## [Source data]
====
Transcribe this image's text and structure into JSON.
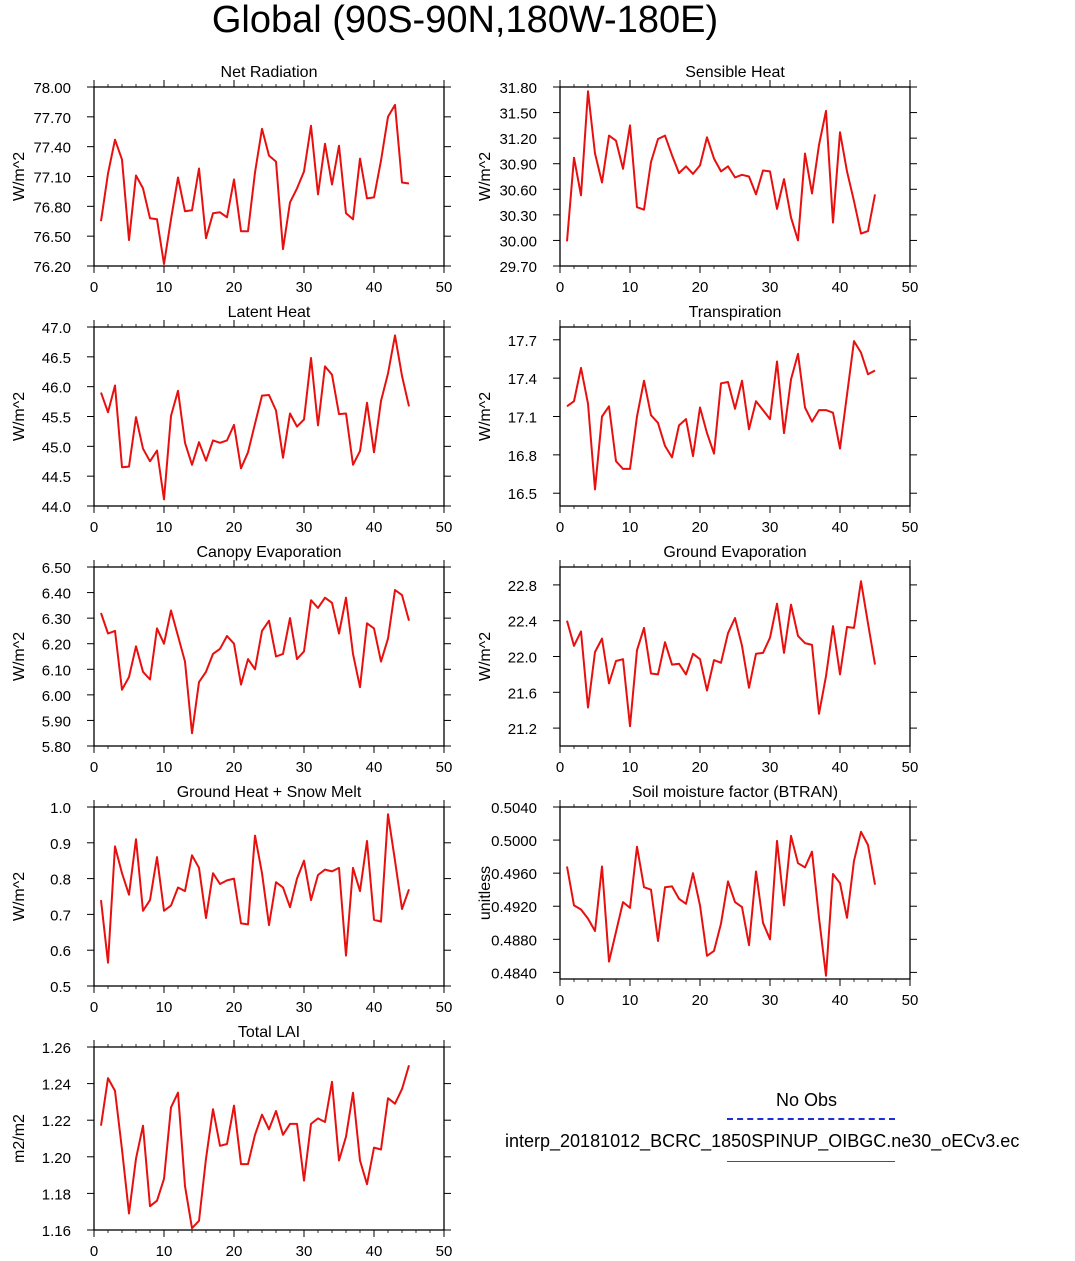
{
  "title": "Global (90S-90N,180W-180E)",
  "legend": {
    "obs_label": "No Obs",
    "model_label": "interp_20181012_BCRC_1850SPINUP_OIBGC.ne30_oECv3.ec",
    "obs_color": "#1f2fd6",
    "model_color": "#e8100f"
  },
  "chart_data": [
    {
      "type": "line",
      "title": "Net Radiation",
      "ylabel": "W/m^2",
      "xlim": [
        0,
        50
      ],
      "xticks": [
        "0",
        "10",
        "20",
        "30",
        "40",
        "50"
      ],
      "ylim": [
        76.2,
        78.0
      ],
      "yticks": [
        "76.20",
        "76.50",
        "76.80",
        "77.10",
        "77.40",
        "77.70",
        "78.00"
      ],
      "x": [
        1,
        2,
        3,
        4,
        5,
        6,
        7,
        8,
        9,
        10,
        11,
        12,
        13,
        14,
        15,
        16,
        17,
        18,
        19,
        20,
        21,
        22,
        23,
        24,
        25,
        26,
        27,
        28,
        29,
        30,
        31,
        32,
        33,
        34,
        35,
        36,
        37,
        38,
        39,
        40,
        41,
        42,
        43,
        44,
        45
      ],
      "series": [
        {
          "values": [
            76.65,
            77.13,
            77.47,
            77.27,
            76.46,
            77.11,
            76.98,
            76.68,
            76.67,
            76.22,
            76.67,
            77.09,
            76.75,
            76.76,
            77.18,
            76.48,
            76.73,
            76.74,
            76.69,
            77.07,
            76.55,
            76.55,
            77.14,
            77.58,
            77.31,
            77.25,
            76.37,
            76.84,
            76.98,
            77.15,
            77.61,
            76.92,
            77.43,
            77.02,
            77.41,
            76.73,
            76.67,
            77.28,
            76.88,
            76.89,
            77.26,
            77.7,
            77.82,
            77.04,
            77.03
          ]
        }
      ]
    },
    {
      "type": "line",
      "title": "Sensible Heat",
      "ylabel": "W/m^2",
      "xlim": [
        0,
        50
      ],
      "xticks": [
        "0",
        "10",
        "20",
        "30",
        "40",
        "50"
      ],
      "ylim": [
        29.7,
        31.8
      ],
      "yticks": [
        "29.70",
        "30.00",
        "30.30",
        "30.60",
        "30.90",
        "31.20",
        "31.50",
        "31.80"
      ],
      "x": [
        1,
        2,
        3,
        4,
        5,
        6,
        7,
        8,
        9,
        10,
        11,
        12,
        13,
        14,
        15,
        16,
        17,
        18,
        19,
        20,
        21,
        22,
        23,
        24,
        25,
        26,
        27,
        28,
        29,
        30,
        31,
        32,
        33,
        34,
        35,
        36,
        37,
        38,
        39,
        40,
        41,
        42,
        43,
        44,
        45
      ],
      "series": [
        {
          "values": [
            29.99,
            30.97,
            30.53,
            31.75,
            31.02,
            30.68,
            31.23,
            31.17,
            30.84,
            31.35,
            30.39,
            30.36,
            30.92,
            31.19,
            31.23,
            31.0,
            30.79,
            30.87,
            30.78,
            30.88,
            31.21,
            30.96,
            30.81,
            30.87,
            30.74,
            30.77,
            30.75,
            30.54,
            30.82,
            30.81,
            30.37,
            30.72,
            30.27,
            30.0,
            31.02,
            30.55,
            31.12,
            31.52,
            30.21,
            31.27,
            30.81,
            30.46,
            30.08,
            30.11,
            30.54
          ]
        }
      ]
    },
    {
      "type": "line",
      "title": "Latent Heat",
      "ylabel": "W/m^2",
      "xlim": [
        0,
        50
      ],
      "xticks": [
        "0",
        "10",
        "20",
        "30",
        "40",
        "50"
      ],
      "ylim": [
        44.0,
        47.0
      ],
      "yticks": [
        "44.0",
        "44.5",
        "45.0",
        "45.5",
        "46.0",
        "46.5",
        "47.0"
      ],
      "x": [
        1,
        2,
        3,
        4,
        5,
        6,
        7,
        8,
        9,
        10,
        11,
        12,
        13,
        14,
        15,
        16,
        17,
        18,
        19,
        20,
        21,
        22,
        23,
        24,
        25,
        26,
        27,
        28,
        29,
        30,
        31,
        32,
        33,
        34,
        35,
        36,
        37,
        38,
        39,
        40,
        41,
        42,
        43,
        44,
        45
      ],
      "series": [
        {
          "values": [
            45.9,
            45.57,
            46.02,
            44.65,
            44.66,
            45.49,
            44.96,
            44.75,
            44.93,
            44.11,
            45.51,
            45.93,
            45.06,
            44.69,
            45.07,
            44.76,
            45.1,
            45.06,
            45.1,
            45.36,
            44.63,
            44.9,
            45.38,
            45.85,
            45.86,
            45.6,
            44.81,
            45.55,
            45.33,
            45.45,
            46.48,
            45.35,
            46.34,
            46.2,
            45.54,
            45.55,
            44.69,
            44.92,
            45.73,
            44.9,
            45.76,
            46.22,
            46.86,
            46.18,
            45.67
          ]
        }
      ]
    },
    {
      "type": "line",
      "title": "Transpiration",
      "ylabel": "W/m^2",
      "xlim": [
        0,
        50
      ],
      "xticks": [
        "0",
        "10",
        "20",
        "30",
        "40",
        "50"
      ],
      "ylim": [
        16.4,
        17.8
      ],
      "yticks": [
        "16.5",
        "16.8",
        "17.1",
        "17.4",
        "17.7"
      ],
      "x": [
        1,
        2,
        3,
        4,
        5,
        6,
        7,
        8,
        9,
        10,
        11,
        12,
        13,
        14,
        15,
        16,
        17,
        18,
        19,
        20,
        21,
        22,
        23,
        24,
        25,
        26,
        27,
        28,
        29,
        30,
        31,
        32,
        33,
        34,
        35,
        36,
        37,
        38,
        39,
        40,
        41,
        42,
        43,
        44,
        45
      ],
      "series": [
        {
          "values": [
            17.18,
            17.22,
            17.48,
            17.2,
            16.53,
            17.1,
            17.18,
            16.75,
            16.69,
            16.69,
            17.1,
            17.38,
            17.11,
            17.05,
            16.87,
            16.78,
            17.03,
            17.08,
            16.79,
            17.17,
            16.97,
            16.81,
            17.36,
            17.37,
            17.16,
            17.38,
            17.0,
            17.22,
            17.15,
            17.08,
            17.53,
            16.97,
            17.39,
            17.59,
            17.17,
            17.06,
            17.15,
            17.15,
            17.13,
            16.85,
            17.27,
            17.69,
            17.6,
            17.43,
            17.46
          ]
        }
      ]
    },
    {
      "type": "line",
      "title": "Canopy Evaporation",
      "ylabel": "W/m^2",
      "xlim": [
        0,
        50
      ],
      "xticks": [
        "0",
        "10",
        "20",
        "30",
        "40",
        "50"
      ],
      "ylim": [
        5.8,
        6.5
      ],
      "yticks": [
        "5.80",
        "5.90",
        "6.00",
        "6.10",
        "6.20",
        "6.30",
        "6.40",
        "6.50"
      ],
      "x": [
        1,
        2,
        3,
        4,
        5,
        6,
        7,
        8,
        9,
        10,
        11,
        12,
        13,
        14,
        15,
        16,
        17,
        18,
        19,
        20,
        21,
        22,
        23,
        24,
        25,
        26,
        27,
        28,
        29,
        30,
        31,
        32,
        33,
        34,
        35,
        36,
        37,
        38,
        39,
        40,
        41,
        42,
        43,
        44,
        45
      ],
      "series": [
        {
          "values": [
            6.32,
            6.24,
            6.25,
            6.02,
            6.07,
            6.19,
            6.09,
            6.06,
            6.26,
            6.2,
            6.33,
            6.23,
            6.13,
            5.85,
            6.05,
            6.09,
            6.16,
            6.18,
            6.23,
            6.2,
            6.04,
            6.14,
            6.1,
            6.25,
            6.29,
            6.15,
            6.16,
            6.3,
            6.14,
            6.17,
            6.37,
            6.34,
            6.38,
            6.36,
            6.24,
            6.38,
            6.16,
            6.03,
            6.28,
            6.26,
            6.13,
            6.22,
            6.41,
            6.39,
            6.29
          ]
        }
      ]
    },
    {
      "type": "line",
      "title": "Ground Evaporation",
      "ylabel": "W/m^2",
      "xlim": [
        0,
        50
      ],
      "xticks": [
        "0",
        "10",
        "20",
        "30",
        "40",
        "50"
      ],
      "ylim": [
        21.0,
        23.0
      ],
      "yticks": [
        "21.2",
        "21.6",
        "22.0",
        "22.4",
        "22.8"
      ],
      "x": [
        1,
        2,
        3,
        4,
        5,
        6,
        7,
        8,
        9,
        10,
        11,
        12,
        13,
        14,
        15,
        16,
        17,
        18,
        19,
        20,
        21,
        22,
        23,
        24,
        25,
        26,
        27,
        28,
        29,
        30,
        31,
        32,
        33,
        34,
        35,
        36,
        37,
        38,
        39,
        40,
        41,
        42,
        43,
        44,
        45
      ],
      "series": [
        {
          "values": [
            22.4,
            22.12,
            22.28,
            21.43,
            22.05,
            22.2,
            21.7,
            21.95,
            21.97,
            21.22,
            22.07,
            22.32,
            21.81,
            21.8,
            22.16,
            21.91,
            21.92,
            21.8,
            22.03,
            21.97,
            21.62,
            21.96,
            21.93,
            22.26,
            22.43,
            22.12,
            21.65,
            22.03,
            22.04,
            22.21,
            22.59,
            22.04,
            22.58,
            22.23,
            22.15,
            22.13,
            21.36,
            21.78,
            22.34,
            21.8,
            22.33,
            22.32,
            22.84,
            22.37,
            21.91
          ]
        }
      ]
    },
    {
      "type": "line",
      "title": "Ground Heat + Snow Melt",
      "ylabel": "W/m^2",
      "xlim": [
        0,
        50
      ],
      "xticks": [
        "0",
        "10",
        "20",
        "30",
        "40",
        "50"
      ],
      "ylim": [
        0.5,
        1.0
      ],
      "yticks": [
        "0.5",
        "0.6",
        "0.7",
        "0.8",
        "0.9",
        "1.0"
      ],
      "x": [
        1,
        2,
        3,
        4,
        5,
        6,
        7,
        8,
        9,
        10,
        11,
        12,
        13,
        14,
        15,
        16,
        17,
        18,
        19,
        20,
        21,
        22,
        23,
        24,
        25,
        26,
        27,
        28,
        29,
        30,
        31,
        32,
        33,
        34,
        35,
        36,
        37,
        38,
        39,
        40,
        41,
        42,
        43,
        44,
        45
      ],
      "series": [
        {
          "values": [
            0.74,
            0.565,
            0.89,
            0.815,
            0.755,
            0.91,
            0.71,
            0.74,
            0.86,
            0.71,
            0.725,
            0.775,
            0.765,
            0.865,
            0.83,
            0.69,
            0.815,
            0.785,
            0.795,
            0.8,
            0.675,
            0.672,
            0.92,
            0.815,
            0.67,
            0.79,
            0.775,
            0.72,
            0.8,
            0.85,
            0.74,
            0.81,
            0.825,
            0.82,
            0.83,
            0.585,
            0.83,
            0.765,
            0.905,
            0.685,
            0.68,
            0.98,
            0.85,
            0.715,
            0.77
          ]
        }
      ]
    },
    {
      "type": "line",
      "title": "Soil moisture factor (BTRAN)",
      "ylabel": "unitless",
      "xlim": [
        0,
        50
      ],
      "xticks": [
        "0",
        "10",
        "20",
        "30",
        "40",
        "50"
      ],
      "ylim": [
        0.4832,
        0.504
      ],
      "yticks": [
        "0.4840",
        "0.4880",
        "0.4920",
        "0.4960",
        "0.5000",
        "0.5040"
      ],
      "x": [
        1,
        2,
        3,
        4,
        5,
        6,
        7,
        8,
        9,
        10,
        11,
        12,
        13,
        14,
        15,
        16,
        17,
        18,
        19,
        20,
        21,
        22,
        23,
        24,
        25,
        26,
        27,
        28,
        29,
        30,
        31,
        32,
        33,
        34,
        35,
        36,
        37,
        38,
        39,
        40,
        41,
        42,
        43,
        44,
        45
      ],
      "series": [
        {
          "values": [
            0.4968,
            0.4921,
            0.4916,
            0.4905,
            0.489,
            0.4968,
            0.4853,
            0.4889,
            0.4925,
            0.4918,
            0.4992,
            0.4943,
            0.494,
            0.4878,
            0.4943,
            0.4944,
            0.4929,
            0.4923,
            0.496,
            0.4921,
            0.486,
            0.4866,
            0.4899,
            0.495,
            0.4925,
            0.4919,
            0.4873,
            0.4962,
            0.49,
            0.488,
            0.4999,
            0.4921,
            0.5005,
            0.4972,
            0.4967,
            0.4986,
            0.4906,
            0.4836,
            0.4959,
            0.4948,
            0.4906,
            0.4975,
            0.501,
            0.4994,
            0.4946
          ]
        }
      ]
    },
    {
      "type": "line",
      "title": "Total LAI",
      "ylabel": "m2/m2",
      "xlim": [
        0,
        50
      ],
      "xticks": [
        "0",
        "10",
        "20",
        "30",
        "40",
        "50"
      ],
      "ylim": [
        1.16,
        1.26
      ],
      "yticks": [
        "1.16",
        "1.18",
        "1.20",
        "1.22",
        "1.24",
        "1.26"
      ],
      "x": [
        1,
        2,
        3,
        4,
        5,
        6,
        7,
        8,
        9,
        10,
        11,
        12,
        13,
        14,
        15,
        16,
        17,
        18,
        19,
        20,
        21,
        22,
        23,
        24,
        25,
        26,
        27,
        28,
        29,
        30,
        31,
        32,
        33,
        34,
        35,
        36,
        37,
        38,
        39,
        40,
        41,
        42,
        43,
        44,
        45
      ],
      "series": [
        {
          "values": [
            1.217,
            1.243,
            1.236,
            1.204,
            1.169,
            1.199,
            1.217,
            1.173,
            1.176,
            1.188,
            1.227,
            1.235,
            1.184,
            1.161,
            1.165,
            1.199,
            1.226,
            1.206,
            1.207,
            1.228,
            1.196,
            1.196,
            1.212,
            1.223,
            1.215,
            1.225,
            1.212,
            1.218,
            1.218,
            1.187,
            1.218,
            1.221,
            1.219,
            1.241,
            1.198,
            1.211,
            1.235,
            1.198,
            1.185,
            1.205,
            1.204,
            1.232,
            1.229,
            1.237,
            1.25
          ]
        }
      ]
    }
  ]
}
====
## [Task requirements]
Filter the records for lines holding the string "title". Copy each one.

## [Exercise result]
  "title": "Global (90S-90N,180W-180E)",
      "title": "Net Radiation",
      "title": "Sensible Heat",
      "title": "Latent Heat",
      "title": "Transpiration",
      "title": "Canopy Evaporation",
      "title": "Ground Evaporation",
      "title": "Ground Heat + Snow Melt",
      "title": "Soil moisture factor (BTRAN)",
      "title": "Total LAI",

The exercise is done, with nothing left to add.